▸ Objective:
Keep every line where the word "throws" appears; drop the rest.
**** Data shown ****
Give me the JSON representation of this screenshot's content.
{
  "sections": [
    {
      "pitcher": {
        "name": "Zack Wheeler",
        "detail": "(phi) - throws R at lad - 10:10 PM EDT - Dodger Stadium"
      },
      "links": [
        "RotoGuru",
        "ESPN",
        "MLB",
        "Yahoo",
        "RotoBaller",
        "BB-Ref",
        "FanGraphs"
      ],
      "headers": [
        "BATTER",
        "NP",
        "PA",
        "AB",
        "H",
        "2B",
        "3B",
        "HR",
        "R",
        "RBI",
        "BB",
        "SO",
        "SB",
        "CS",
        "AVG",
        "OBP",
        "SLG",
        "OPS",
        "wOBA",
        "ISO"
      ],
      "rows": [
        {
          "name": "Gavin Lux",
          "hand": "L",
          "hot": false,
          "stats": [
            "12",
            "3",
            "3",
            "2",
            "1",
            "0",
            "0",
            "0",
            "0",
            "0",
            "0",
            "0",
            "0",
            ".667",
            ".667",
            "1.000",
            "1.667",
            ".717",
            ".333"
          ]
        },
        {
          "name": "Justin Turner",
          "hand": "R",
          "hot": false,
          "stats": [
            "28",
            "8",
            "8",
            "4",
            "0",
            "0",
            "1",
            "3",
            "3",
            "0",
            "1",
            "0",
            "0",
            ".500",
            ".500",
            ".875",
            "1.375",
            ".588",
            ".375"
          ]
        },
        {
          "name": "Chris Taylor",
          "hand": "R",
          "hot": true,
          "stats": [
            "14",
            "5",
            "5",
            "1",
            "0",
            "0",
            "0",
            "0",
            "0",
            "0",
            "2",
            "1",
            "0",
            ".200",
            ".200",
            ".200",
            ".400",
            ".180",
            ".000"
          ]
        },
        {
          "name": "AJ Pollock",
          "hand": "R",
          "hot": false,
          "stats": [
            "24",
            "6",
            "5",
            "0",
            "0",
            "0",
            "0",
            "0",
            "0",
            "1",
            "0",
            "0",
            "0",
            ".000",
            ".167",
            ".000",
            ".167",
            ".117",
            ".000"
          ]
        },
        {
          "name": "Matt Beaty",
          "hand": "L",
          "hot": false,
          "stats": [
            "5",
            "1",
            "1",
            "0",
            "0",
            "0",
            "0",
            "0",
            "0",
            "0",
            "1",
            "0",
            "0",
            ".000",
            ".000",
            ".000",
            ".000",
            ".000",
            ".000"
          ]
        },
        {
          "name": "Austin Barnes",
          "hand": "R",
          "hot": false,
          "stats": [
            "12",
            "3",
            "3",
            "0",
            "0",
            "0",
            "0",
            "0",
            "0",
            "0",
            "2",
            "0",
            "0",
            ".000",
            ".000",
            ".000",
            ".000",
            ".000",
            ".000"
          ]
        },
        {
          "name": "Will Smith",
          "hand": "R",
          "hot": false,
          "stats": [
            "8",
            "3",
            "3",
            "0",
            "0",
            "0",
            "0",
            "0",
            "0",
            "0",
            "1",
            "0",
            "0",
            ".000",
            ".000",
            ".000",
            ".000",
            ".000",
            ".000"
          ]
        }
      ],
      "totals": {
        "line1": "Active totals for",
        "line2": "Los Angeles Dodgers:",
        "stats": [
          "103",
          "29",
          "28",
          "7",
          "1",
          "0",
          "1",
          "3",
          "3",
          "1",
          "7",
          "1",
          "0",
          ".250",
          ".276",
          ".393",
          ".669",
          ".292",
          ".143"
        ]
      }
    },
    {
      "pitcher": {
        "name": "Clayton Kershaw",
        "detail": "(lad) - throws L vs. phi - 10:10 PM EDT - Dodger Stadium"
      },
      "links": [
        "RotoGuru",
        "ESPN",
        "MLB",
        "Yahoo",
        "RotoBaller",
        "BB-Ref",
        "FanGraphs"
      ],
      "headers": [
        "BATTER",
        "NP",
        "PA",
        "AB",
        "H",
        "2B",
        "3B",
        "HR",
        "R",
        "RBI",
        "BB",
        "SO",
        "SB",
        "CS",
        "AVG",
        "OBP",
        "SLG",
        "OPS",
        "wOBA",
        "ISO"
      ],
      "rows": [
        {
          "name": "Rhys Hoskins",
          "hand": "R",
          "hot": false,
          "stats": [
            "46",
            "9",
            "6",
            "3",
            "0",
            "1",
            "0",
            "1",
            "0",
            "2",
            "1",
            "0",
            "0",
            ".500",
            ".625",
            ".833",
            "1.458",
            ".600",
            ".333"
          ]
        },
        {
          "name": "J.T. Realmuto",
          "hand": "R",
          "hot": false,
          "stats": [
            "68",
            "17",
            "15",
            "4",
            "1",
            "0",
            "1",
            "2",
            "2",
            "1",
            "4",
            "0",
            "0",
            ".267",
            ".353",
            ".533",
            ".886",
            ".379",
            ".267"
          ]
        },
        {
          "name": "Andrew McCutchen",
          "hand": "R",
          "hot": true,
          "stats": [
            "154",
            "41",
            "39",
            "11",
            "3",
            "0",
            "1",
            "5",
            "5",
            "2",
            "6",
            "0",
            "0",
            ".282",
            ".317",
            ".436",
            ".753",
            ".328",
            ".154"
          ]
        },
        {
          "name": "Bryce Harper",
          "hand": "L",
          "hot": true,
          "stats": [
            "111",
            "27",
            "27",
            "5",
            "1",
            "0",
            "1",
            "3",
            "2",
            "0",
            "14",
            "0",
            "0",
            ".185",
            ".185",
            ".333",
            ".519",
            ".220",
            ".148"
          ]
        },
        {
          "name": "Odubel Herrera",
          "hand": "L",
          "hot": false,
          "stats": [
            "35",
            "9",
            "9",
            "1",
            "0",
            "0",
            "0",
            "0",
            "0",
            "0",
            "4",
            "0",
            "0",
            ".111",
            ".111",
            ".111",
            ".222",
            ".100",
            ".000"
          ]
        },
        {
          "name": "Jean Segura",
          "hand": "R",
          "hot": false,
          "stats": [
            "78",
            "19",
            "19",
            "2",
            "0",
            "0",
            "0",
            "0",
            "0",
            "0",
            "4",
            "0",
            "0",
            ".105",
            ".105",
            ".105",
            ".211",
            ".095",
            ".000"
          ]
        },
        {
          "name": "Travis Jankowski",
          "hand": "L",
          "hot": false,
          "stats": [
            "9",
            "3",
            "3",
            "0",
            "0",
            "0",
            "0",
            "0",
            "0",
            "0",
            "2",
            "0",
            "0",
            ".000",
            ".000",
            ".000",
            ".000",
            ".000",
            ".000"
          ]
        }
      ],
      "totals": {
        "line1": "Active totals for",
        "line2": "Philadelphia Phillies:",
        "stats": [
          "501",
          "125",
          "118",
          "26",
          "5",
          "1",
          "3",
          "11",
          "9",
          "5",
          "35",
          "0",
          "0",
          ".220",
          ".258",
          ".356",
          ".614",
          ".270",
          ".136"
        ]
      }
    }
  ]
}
****
▸ Finished exercise:
        "detail": "(phi) - throws R at lad - 10:10 PM EDT - Dodger Stadium"
        "detail": "(lad) - throws L vs. phi - 10:10 PM EDT - Dodger Stadium"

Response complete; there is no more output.